> **Stated task**
Pick out every line that holds the string "Tilson" and copy it.

> **Provided data**
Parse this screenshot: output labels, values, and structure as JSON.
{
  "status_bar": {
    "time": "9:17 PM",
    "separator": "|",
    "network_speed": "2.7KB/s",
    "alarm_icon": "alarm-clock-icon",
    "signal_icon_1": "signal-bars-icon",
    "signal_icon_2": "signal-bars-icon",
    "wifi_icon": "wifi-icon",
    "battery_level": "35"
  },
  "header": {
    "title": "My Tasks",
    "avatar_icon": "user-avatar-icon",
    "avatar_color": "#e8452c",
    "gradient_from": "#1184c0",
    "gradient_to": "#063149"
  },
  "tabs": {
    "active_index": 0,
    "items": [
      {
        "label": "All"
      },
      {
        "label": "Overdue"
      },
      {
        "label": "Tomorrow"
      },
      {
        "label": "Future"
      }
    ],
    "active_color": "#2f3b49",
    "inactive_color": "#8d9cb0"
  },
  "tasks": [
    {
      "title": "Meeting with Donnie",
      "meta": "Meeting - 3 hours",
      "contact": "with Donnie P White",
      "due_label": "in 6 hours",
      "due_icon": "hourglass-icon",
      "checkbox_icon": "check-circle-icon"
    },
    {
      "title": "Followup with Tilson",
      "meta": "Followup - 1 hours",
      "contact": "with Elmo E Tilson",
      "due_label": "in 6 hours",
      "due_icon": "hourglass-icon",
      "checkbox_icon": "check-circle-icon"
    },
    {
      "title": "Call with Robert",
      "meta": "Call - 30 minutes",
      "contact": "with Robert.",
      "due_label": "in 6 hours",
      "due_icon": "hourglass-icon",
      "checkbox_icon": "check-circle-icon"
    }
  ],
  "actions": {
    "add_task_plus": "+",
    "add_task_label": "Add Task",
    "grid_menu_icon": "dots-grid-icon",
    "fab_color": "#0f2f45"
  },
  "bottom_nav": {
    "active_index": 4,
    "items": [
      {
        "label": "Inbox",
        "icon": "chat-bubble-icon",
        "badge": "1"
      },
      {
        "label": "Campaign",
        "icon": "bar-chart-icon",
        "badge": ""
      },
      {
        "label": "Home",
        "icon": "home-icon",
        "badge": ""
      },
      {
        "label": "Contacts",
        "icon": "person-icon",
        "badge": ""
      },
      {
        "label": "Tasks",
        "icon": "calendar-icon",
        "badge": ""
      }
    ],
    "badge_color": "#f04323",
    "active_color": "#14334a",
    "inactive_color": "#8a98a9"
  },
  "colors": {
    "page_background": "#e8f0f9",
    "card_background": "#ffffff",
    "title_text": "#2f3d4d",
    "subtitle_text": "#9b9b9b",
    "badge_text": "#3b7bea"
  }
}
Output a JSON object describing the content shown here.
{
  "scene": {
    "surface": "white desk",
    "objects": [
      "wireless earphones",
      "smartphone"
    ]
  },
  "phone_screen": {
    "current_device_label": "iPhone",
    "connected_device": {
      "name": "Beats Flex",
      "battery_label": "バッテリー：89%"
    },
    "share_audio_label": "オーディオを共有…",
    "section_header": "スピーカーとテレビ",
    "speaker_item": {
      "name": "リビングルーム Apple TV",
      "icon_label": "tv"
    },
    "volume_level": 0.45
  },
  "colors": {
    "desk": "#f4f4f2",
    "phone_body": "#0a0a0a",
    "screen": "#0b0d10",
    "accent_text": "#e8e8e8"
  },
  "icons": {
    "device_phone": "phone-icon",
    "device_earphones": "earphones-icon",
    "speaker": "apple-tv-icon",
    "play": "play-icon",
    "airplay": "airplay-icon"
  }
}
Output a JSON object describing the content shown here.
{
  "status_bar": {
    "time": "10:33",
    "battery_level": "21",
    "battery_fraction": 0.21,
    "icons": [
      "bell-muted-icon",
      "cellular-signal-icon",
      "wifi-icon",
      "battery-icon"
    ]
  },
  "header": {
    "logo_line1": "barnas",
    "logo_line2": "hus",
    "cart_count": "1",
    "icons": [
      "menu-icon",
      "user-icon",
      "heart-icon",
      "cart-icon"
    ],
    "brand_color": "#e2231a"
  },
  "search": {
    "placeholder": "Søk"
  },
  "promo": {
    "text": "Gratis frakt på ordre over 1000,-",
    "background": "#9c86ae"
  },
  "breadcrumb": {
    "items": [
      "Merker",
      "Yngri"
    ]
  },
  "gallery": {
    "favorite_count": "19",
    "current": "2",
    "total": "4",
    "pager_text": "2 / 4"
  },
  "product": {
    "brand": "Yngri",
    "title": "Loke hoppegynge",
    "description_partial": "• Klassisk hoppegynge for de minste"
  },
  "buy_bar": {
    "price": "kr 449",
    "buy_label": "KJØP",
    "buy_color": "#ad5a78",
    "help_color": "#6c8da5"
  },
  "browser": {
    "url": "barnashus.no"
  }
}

> **Written solution**
      "title": "Followup with Tilson",
      "contact": "with Elmo E Tilson",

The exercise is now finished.